From the entries below, report how many lines contain the string "随机隐藏特征". Give only that number.

## START TASK INPUT

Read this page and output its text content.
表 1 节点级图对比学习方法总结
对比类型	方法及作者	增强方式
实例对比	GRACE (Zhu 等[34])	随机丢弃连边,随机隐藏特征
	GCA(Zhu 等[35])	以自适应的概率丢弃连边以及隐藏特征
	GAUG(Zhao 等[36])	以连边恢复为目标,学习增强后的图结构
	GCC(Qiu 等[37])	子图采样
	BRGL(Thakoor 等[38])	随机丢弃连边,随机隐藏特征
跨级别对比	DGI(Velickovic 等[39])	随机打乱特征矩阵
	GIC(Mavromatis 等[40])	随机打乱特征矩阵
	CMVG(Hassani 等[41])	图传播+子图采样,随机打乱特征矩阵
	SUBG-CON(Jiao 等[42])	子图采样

## END TASK INPUT

WRITTEN RESPONSE –
2